## Given exercise:
Figure out how many lines of the material below contain the word "Heading". Answer with the number only.

## Information provided:
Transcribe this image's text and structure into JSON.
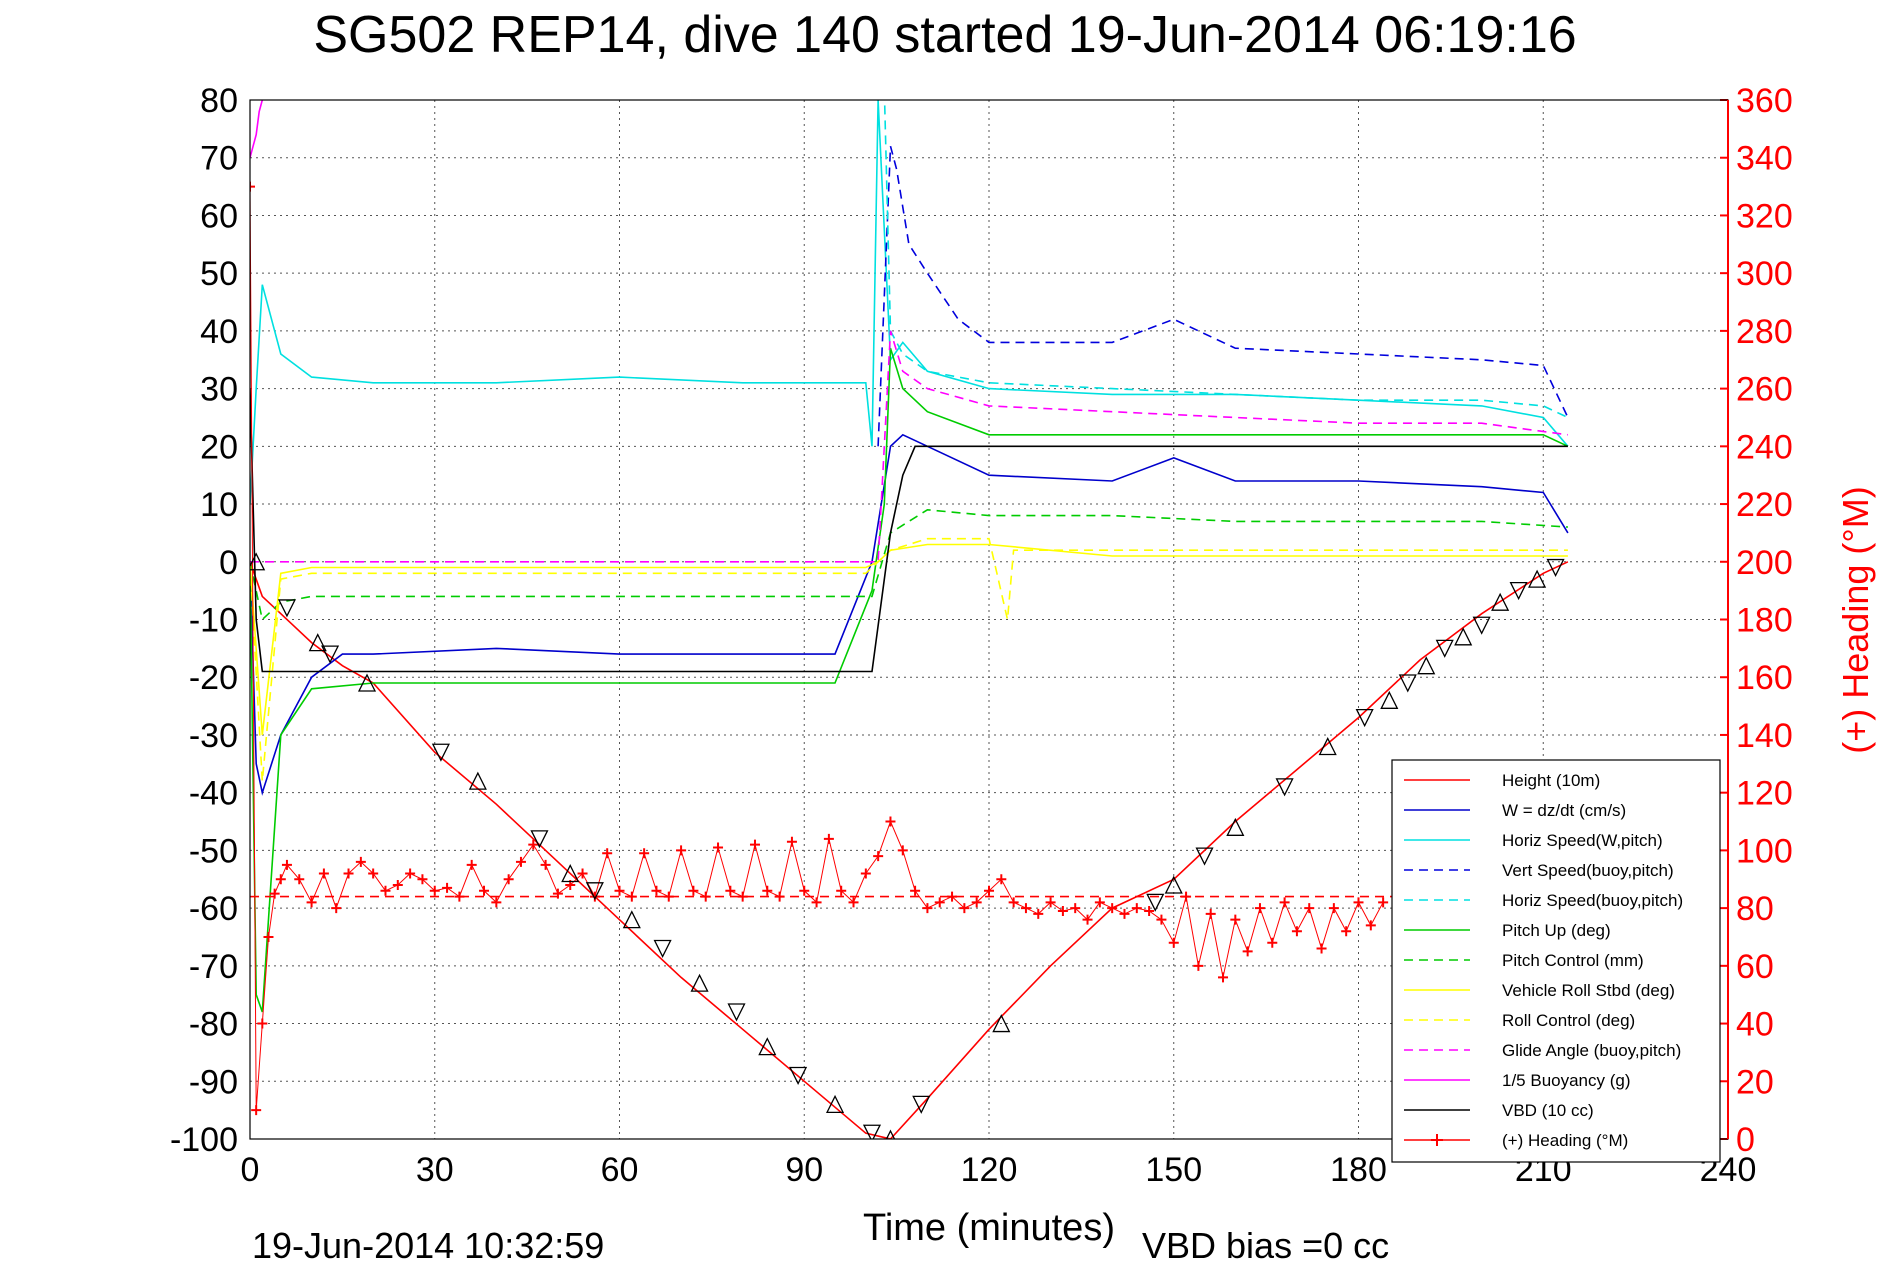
{
  "chart_data": {
    "type": "line",
    "title": "SG502 REP14, dive 140 started 19-Jun-2014 06:19:16",
    "xlabel": "Time (minutes)",
    "ylabel_right": "(+) Heading (°M)",
    "footer_left": "19-Jun-2014 10:32:59",
    "footer_right": "VBD bias =0 cc",
    "xlim": [
      0,
      240
    ],
    "ylim_left": [
      -100,
      80
    ],
    "ylim_right": [
      0,
      360
    ],
    "x_ticks": [
      "0",
      "30",
      "60",
      "90",
      "120",
      "150",
      "180",
      "210",
      "240"
    ],
    "y_ticks_left": [
      "80",
      "70",
      "60",
      "50",
      "40",
      "30",
      "20",
      "10",
      "0",
      "-10",
      "-20",
      "-30",
      "-40",
      "-50",
      "-60",
      "-70",
      "-80",
      "-90",
      "-100"
    ],
    "y_ticks_right": [
      "360",
      "340",
      "320",
      "300",
      "280",
      "260",
      "240",
      "220",
      "200",
      "180",
      "160",
      "140",
      "120",
      "100",
      "80",
      "60",
      "40",
      "20",
      "0"
    ],
    "grid": true,
    "legend_position": "bottom-right",
    "series": [
      {
        "name": "Height (10m)",
        "color": "#ff0000",
        "style": "solid",
        "x": [
          0,
          2,
          5,
          10,
          15,
          20,
          30,
          40,
          50,
          60,
          70,
          80,
          90,
          100,
          104,
          110,
          120,
          130,
          140,
          150,
          160,
          170,
          180,
          190,
          200,
          210,
          214
        ],
        "y": [
          0,
          -6,
          -9,
          -14,
          -18,
          -21,
          -33,
          -42,
          -52,
          -62,
          -72,
          -81,
          -90,
          -99,
          -100,
          -93,
          -81,
          -70,
          -60,
          -55,
          -45,
          -36,
          -27,
          -17,
          -9,
          -2,
          0
        ]
      },
      {
        "name": "W = dz/dt (cm/s)",
        "color": "#0000cc",
        "style": "solid",
        "x": [
          0,
          1,
          2,
          5,
          10,
          15,
          20,
          40,
          60,
          80,
          95,
          101,
          104,
          106,
          110,
          120,
          140,
          150,
          160,
          180,
          200,
          210,
          214
        ],
        "y": [
          0,
          -35,
          -40,
          -30,
          -20,
          -16,
          -16,
          -15,
          -16,
          -16,
          -16,
          0,
          20,
          22,
          20,
          15,
          14,
          18,
          14,
          14,
          13,
          12,
          5
        ]
      },
      {
        "name": "Horiz Speed(W,pitch)",
        "color": "#00e0e0",
        "style": "solid",
        "x": [
          0,
          1,
          2,
          5,
          10,
          20,
          40,
          60,
          80,
          100,
          101,
          102,
          104,
          106,
          110,
          120,
          140,
          160,
          180,
          200,
          210,
          214
        ],
        "y": [
          10,
          30,
          48,
          36,
          32,
          31,
          31,
          32,
          31,
          31,
          20,
          80,
          35,
          38,
          33,
          30,
          29,
          29,
          28,
          27,
          25,
          20
        ]
      },
      {
        "name": "Vert Speed(buoy,pitch)",
        "color": "#0000dd",
        "style": "dashed",
        "x": [
          102,
          104,
          105,
          107,
          110,
          115,
          120,
          140,
          150,
          160,
          180,
          200,
          210,
          214
        ],
        "y": [
          20,
          72,
          68,
          55,
          50,
          42,
          38,
          38,
          42,
          37,
          36,
          35,
          34,
          25
        ]
      },
      {
        "name": "Horiz Speed(buoy,pitch)",
        "color": "#00e0e0",
        "style": "dashed",
        "x": [
          102,
          103,
          104,
          106,
          110,
          120,
          140,
          160,
          180,
          200,
          210,
          214
        ],
        "y": [
          80,
          82,
          40,
          36,
          33,
          31,
          30,
          29,
          28,
          28,
          27,
          25
        ]
      },
      {
        "name": "Pitch Up (deg)",
        "color": "#00cc00",
        "style": "solid",
        "x": [
          0,
          1,
          2,
          5,
          10,
          20,
          40,
          60,
          80,
          95,
          101,
          103,
          104,
          106,
          110,
          120,
          140,
          160,
          180,
          200,
          210,
          214
        ],
        "y": [
          0,
          -75,
          -78,
          -30,
          -22,
          -21,
          -21,
          -21,
          -21,
          -21,
          -5,
          10,
          37,
          30,
          26,
          22,
          22,
          22,
          22,
          22,
          22,
          20
        ]
      },
      {
        "name": "Pitch Control (mm)",
        "color": "#00cc00",
        "style": "dashed",
        "x": [
          0,
          2,
          5,
          10,
          20,
          40,
          60,
          80,
          95,
          101,
          104,
          110,
          120,
          140,
          160,
          180,
          200,
          214
        ],
        "y": [
          0,
          -10,
          -7,
          -6,
          -6,
          -6,
          -6,
          -6,
          -6,
          -6,
          5,
          9,
          8,
          8,
          7,
          7,
          7,
          6
        ]
      },
      {
        "name": "Vehicle Roll Stbd (deg)",
        "color": "#ffff00",
        "style": "solid",
        "x": [
          0,
          2,
          5,
          10,
          20,
          40,
          60,
          80,
          100,
          102,
          104,
          110,
          120,
          140,
          150,
          160,
          180,
          200,
          214
        ],
        "y": [
          0,
          -30,
          -2,
          -1,
          -1,
          -1,
          -1,
          -1,
          -1,
          0,
          2,
          3,
          3,
          1,
          1,
          1,
          1,
          1,
          1
        ]
      },
      {
        "name": "Roll Control (deg)",
        "color": "#ffff00",
        "style": "dashed",
        "x": [
          0,
          2,
          5,
          10,
          20,
          40,
          60,
          80,
          100,
          104,
          110,
          120,
          123,
          124,
          126,
          140,
          160,
          180,
          200,
          214
        ],
        "y": [
          0,
          -38,
          -3,
          -2,
          -2,
          -2,
          -2,
          -2,
          -2,
          2,
          4,
          4,
          -10,
          2,
          2,
          2,
          2,
          2,
          2,
          2
        ]
      },
      {
        "name": "Glide Angle (buoy,pitch)",
        "color": "#ff00ff",
        "style": "dashed",
        "x": [
          0,
          20,
          40,
          60,
          80,
          100,
          102,
          104,
          106,
          110,
          120,
          140,
          160,
          180,
          200,
          214
        ],
        "y": [
          0,
          0,
          0,
          0,
          0,
          0,
          0,
          40,
          33,
          30,
          27,
          26,
          25,
          24,
          24,
          22
        ]
      },
      {
        "name": "1/5 Buoyancy (g)",
        "color": "#ff00ff",
        "style": "solid",
        "x": [
          0,
          1,
          1.5,
          2
        ],
        "y": [
          70,
          74,
          78,
          80
        ]
      },
      {
        "name": "VBD (10 cc)",
        "color": "#000000",
        "style": "solid",
        "x": [
          0,
          1,
          2,
          10,
          40,
          60,
          80,
          100,
          101,
          104,
          106,
          108,
          120,
          140,
          160,
          180,
          200,
          214
        ],
        "y": [
          30,
          -10,
          -19,
          -19,
          -19,
          -19,
          -19,
          -19,
          -19,
          5,
          15,
          20,
          20,
          20,
          20,
          20,
          20,
          20
        ]
      },
      {
        "name": "(+) Heading (°M)",
        "color": "#ff0000",
        "style": "markers",
        "axis": "right",
        "x": [
          0,
          1,
          2,
          3,
          4,
          5,
          6,
          8,
          10,
          12,
          14,
          16,
          18,
          20,
          22,
          24,
          26,
          28,
          30,
          32,
          34,
          36,
          38,
          40,
          42,
          44,
          46,
          48,
          50,
          52,
          54,
          56,
          58,
          60,
          62,
          64,
          66,
          68,
          70,
          72,
          74,
          76,
          78,
          80,
          82,
          84,
          86,
          88,
          90,
          92,
          94,
          96,
          98,
          100,
          102,
          104,
          106,
          108,
          110,
          112,
          114,
          116,
          118,
          120,
          122,
          124,
          126,
          128,
          130,
          132,
          134,
          136,
          138,
          140,
          142,
          144,
          146,
          148,
          150,
          152,
          154,
          156,
          158,
          160,
          162,
          164,
          166,
          168,
          170,
          172,
          174,
          176,
          178,
          180,
          182,
          184
        ],
        "y": [
          330,
          10,
          40,
          70,
          85,
          90,
          95,
          90,
          82,
          92,
          80,
          92,
          96,
          92,
          86,
          88,
          92,
          90,
          86,
          87,
          84,
          95,
          86,
          82,
          90,
          96,
          102,
          95,
          85,
          88,
          92,
          84,
          99,
          86,
          84,
          99,
          86,
          84,
          100,
          86,
          84,
          101,
          86,
          84,
          102,
          86,
          84,
          103,
          86,
          82,
          104,
          86,
          82,
          92,
          98,
          110,
          100,
          86,
          80,
          82,
          84,
          80,
          82,
          86,
          90,
          82,
          80,
          78,
          82,
          79,
          80,
          76,
          82,
          80,
          78,
          80,
          79,
          76,
          68,
          84,
          60,
          78,
          56,
          76,
          65,
          80,
          68,
          82,
          72,
          80,
          66,
          80,
          72,
          82,
          74,
          82
        ]
      },
      {
        "name": "Heading reference",
        "color": "#ff0000",
        "style": "dashed",
        "axis": "right",
        "legend": false,
        "x": [
          0,
          214
        ],
        "y": [
          84,
          84
        ]
      }
    ],
    "markers": [
      {
        "x": 1,
        "y": 0
      },
      {
        "x": 6,
        "y": -8
      },
      {
        "x": 11,
        "y": -14
      },
      {
        "x": 13,
        "y": -16
      },
      {
        "x": 19,
        "y": -21
      },
      {
        "x": 31,
        "y": -33
      },
      {
        "x": 37,
        "y": -38
      },
      {
        "x": 47,
        "y": -48
      },
      {
        "x": 52,
        "y": -54
      },
      {
        "x": 56,
        "y": -57
      },
      {
        "x": 62,
        "y": -62
      },
      {
        "x": 67,
        "y": -67
      },
      {
        "x": 73,
        "y": -73
      },
      {
        "x": 79,
        "y": -78
      },
      {
        "x": 84,
        "y": -84
      },
      {
        "x": 89,
        "y": -89
      },
      {
        "x": 95,
        "y": -94
      },
      {
        "x": 101,
        "y": -99
      },
      {
        "x": 104,
        "y": -100
      },
      {
        "x": 109,
        "y": -94
      },
      {
        "x": 122,
        "y": -80
      },
      {
        "x": 147,
        "y": -59
      },
      {
        "x": 150,
        "y": -56
      },
      {
        "x": 155,
        "y": -51
      },
      {
        "x": 160,
        "y": -46
      },
      {
        "x": 168,
        "y": -39
      },
      {
        "x": 175,
        "y": -32
      },
      {
        "x": 181,
        "y": -27
      },
      {
        "x": 185,
        "y": -24
      },
      {
        "x": 188,
        "y": -21
      },
      {
        "x": 191,
        "y": -18
      },
      {
        "x": 194,
        "y": -15
      },
      {
        "x": 197,
        "y": -13
      },
      {
        "x": 200,
        "y": -11
      },
      {
        "x": 203,
        "y": -7
      },
      {
        "x": 206,
        "y": -5
      },
      {
        "x": 209,
        "y": -3
      },
      {
        "x": 212,
        "y": -1
      }
    ]
  }
}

## Result below:
3